◆ YOUR TASK
List each line of the data in which the string "this" appears.

[Records]
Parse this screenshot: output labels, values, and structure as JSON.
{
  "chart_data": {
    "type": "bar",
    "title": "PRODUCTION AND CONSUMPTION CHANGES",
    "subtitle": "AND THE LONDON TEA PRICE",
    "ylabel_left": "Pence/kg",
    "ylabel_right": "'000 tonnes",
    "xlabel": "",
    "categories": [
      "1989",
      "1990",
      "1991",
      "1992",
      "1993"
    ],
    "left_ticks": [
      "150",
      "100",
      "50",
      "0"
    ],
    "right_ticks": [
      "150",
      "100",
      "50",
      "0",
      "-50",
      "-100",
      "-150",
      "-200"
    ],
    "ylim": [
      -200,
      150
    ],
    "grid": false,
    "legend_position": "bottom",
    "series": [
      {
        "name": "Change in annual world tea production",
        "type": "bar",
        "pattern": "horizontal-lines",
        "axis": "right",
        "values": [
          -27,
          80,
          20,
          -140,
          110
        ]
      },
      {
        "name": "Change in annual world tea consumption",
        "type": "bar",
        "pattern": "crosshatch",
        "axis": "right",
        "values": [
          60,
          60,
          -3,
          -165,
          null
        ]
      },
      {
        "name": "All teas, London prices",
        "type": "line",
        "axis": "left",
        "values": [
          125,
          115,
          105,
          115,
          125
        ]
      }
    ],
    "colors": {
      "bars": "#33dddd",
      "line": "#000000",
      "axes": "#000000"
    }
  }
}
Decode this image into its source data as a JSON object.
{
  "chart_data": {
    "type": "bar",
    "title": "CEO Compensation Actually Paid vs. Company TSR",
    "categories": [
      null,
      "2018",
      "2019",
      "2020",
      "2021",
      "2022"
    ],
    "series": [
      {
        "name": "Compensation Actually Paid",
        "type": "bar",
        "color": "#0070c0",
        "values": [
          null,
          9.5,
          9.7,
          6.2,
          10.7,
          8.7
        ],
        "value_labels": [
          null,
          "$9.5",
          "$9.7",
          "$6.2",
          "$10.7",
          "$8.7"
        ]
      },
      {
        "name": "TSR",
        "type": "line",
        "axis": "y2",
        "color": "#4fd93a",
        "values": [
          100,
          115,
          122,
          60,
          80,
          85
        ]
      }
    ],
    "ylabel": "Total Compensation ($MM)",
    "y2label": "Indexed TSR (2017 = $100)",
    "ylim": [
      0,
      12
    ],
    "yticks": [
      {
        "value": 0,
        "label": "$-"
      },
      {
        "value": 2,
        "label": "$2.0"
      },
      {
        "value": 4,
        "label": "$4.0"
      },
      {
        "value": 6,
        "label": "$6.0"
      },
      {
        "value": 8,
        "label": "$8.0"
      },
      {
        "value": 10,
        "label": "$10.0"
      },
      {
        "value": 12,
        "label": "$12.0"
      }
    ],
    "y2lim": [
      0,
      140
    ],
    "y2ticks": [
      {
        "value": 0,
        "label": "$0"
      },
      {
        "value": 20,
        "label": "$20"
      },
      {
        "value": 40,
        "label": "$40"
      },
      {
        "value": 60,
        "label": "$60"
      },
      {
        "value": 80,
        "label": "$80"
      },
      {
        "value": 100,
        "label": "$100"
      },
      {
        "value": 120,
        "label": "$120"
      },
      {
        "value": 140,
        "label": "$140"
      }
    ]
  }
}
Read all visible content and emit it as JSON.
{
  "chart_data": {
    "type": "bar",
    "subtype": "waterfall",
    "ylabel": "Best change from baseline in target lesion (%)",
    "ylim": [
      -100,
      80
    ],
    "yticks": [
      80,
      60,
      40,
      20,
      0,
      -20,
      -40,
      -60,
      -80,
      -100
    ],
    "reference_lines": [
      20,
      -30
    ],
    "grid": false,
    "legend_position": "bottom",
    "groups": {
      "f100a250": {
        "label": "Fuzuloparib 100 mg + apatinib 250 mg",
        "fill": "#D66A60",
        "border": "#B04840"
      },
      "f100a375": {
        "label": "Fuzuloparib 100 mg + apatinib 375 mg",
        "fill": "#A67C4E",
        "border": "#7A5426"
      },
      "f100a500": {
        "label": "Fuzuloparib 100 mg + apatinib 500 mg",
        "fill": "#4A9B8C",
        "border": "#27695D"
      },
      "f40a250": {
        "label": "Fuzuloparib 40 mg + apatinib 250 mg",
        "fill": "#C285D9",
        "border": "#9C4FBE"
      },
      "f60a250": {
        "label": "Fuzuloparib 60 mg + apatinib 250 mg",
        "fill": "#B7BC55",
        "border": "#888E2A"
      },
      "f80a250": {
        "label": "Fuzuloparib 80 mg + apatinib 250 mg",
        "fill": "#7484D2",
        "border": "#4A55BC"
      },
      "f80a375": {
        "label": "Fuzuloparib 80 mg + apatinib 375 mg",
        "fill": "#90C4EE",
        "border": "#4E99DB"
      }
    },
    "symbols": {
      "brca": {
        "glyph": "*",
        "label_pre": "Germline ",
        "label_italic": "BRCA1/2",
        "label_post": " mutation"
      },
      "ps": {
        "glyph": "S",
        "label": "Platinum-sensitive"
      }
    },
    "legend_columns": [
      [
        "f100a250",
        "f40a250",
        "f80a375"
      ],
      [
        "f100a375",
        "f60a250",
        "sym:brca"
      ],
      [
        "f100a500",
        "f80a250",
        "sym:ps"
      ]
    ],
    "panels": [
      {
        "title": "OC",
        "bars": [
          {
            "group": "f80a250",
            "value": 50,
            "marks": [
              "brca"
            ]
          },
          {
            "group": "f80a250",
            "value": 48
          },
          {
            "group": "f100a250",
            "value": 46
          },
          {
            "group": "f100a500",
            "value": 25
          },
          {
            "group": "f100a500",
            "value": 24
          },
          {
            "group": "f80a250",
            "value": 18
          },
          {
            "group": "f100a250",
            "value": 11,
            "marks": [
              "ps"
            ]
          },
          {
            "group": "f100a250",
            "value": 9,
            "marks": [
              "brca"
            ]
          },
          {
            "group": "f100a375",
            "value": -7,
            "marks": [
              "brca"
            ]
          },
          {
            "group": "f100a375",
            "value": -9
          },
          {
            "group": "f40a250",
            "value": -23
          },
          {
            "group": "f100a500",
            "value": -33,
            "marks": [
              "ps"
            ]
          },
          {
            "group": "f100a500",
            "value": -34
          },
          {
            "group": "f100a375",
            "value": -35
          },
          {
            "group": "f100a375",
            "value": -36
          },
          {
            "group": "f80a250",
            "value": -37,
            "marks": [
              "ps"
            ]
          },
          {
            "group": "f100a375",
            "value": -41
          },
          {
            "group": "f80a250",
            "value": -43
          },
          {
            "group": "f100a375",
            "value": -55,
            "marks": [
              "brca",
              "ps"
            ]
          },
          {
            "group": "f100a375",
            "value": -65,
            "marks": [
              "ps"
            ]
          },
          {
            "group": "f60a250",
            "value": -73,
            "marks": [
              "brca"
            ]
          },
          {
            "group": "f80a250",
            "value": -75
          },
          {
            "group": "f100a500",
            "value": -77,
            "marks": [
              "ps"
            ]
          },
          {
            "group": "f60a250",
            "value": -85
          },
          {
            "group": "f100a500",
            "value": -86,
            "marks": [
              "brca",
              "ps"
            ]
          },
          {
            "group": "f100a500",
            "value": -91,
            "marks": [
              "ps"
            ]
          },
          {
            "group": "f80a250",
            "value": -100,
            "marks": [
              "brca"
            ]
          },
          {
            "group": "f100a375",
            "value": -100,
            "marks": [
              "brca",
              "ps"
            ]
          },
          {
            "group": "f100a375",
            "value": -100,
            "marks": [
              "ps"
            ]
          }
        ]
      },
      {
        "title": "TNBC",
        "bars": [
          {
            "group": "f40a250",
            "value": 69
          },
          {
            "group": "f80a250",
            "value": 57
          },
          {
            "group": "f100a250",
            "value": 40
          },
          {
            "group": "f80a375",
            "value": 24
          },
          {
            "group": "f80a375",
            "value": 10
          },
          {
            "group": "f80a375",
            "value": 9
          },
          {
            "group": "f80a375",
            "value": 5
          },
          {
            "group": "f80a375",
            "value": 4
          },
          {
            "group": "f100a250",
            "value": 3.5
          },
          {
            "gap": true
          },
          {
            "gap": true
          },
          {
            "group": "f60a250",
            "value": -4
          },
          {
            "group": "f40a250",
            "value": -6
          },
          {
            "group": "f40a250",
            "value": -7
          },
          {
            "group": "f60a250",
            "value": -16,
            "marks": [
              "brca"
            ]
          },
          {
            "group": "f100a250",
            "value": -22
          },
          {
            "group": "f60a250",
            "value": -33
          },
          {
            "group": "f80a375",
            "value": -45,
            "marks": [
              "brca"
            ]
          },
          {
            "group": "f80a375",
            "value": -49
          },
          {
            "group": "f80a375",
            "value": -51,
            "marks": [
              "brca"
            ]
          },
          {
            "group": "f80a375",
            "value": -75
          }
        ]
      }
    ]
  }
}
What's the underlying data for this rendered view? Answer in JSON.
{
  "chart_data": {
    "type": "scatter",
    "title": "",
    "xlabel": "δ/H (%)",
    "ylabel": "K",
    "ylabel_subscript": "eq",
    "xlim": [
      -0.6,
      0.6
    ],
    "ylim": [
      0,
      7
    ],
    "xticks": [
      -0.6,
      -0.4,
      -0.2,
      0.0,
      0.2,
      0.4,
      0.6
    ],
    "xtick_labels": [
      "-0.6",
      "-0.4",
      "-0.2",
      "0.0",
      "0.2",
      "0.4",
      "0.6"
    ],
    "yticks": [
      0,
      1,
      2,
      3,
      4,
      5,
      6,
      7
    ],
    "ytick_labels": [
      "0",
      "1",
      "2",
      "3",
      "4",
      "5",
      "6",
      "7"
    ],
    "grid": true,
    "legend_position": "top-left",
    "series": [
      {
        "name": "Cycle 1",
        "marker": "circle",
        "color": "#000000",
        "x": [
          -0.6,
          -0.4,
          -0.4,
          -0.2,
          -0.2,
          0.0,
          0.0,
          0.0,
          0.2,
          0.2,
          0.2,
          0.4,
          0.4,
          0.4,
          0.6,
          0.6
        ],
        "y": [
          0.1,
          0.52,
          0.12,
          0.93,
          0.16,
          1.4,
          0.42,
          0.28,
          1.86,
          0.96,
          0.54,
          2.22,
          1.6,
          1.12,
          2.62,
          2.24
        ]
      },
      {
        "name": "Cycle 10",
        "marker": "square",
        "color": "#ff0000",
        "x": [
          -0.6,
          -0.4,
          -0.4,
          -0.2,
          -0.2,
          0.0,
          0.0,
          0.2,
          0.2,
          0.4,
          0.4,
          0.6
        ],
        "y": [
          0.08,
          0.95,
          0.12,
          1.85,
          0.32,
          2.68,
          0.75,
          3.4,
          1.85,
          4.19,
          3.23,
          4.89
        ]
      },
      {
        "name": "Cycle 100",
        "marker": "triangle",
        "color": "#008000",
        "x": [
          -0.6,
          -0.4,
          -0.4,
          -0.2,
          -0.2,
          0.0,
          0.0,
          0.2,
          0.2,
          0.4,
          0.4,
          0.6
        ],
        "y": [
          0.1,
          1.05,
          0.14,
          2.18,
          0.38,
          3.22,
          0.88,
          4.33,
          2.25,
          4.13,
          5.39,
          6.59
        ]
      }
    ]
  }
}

◆ TASK OUTPUT
Parse this screenshot: output labels, values, and structure as JSON.
Decode this image into its source data as a JSON object.
What's the underlying data for this rendered view? Answer in JSON.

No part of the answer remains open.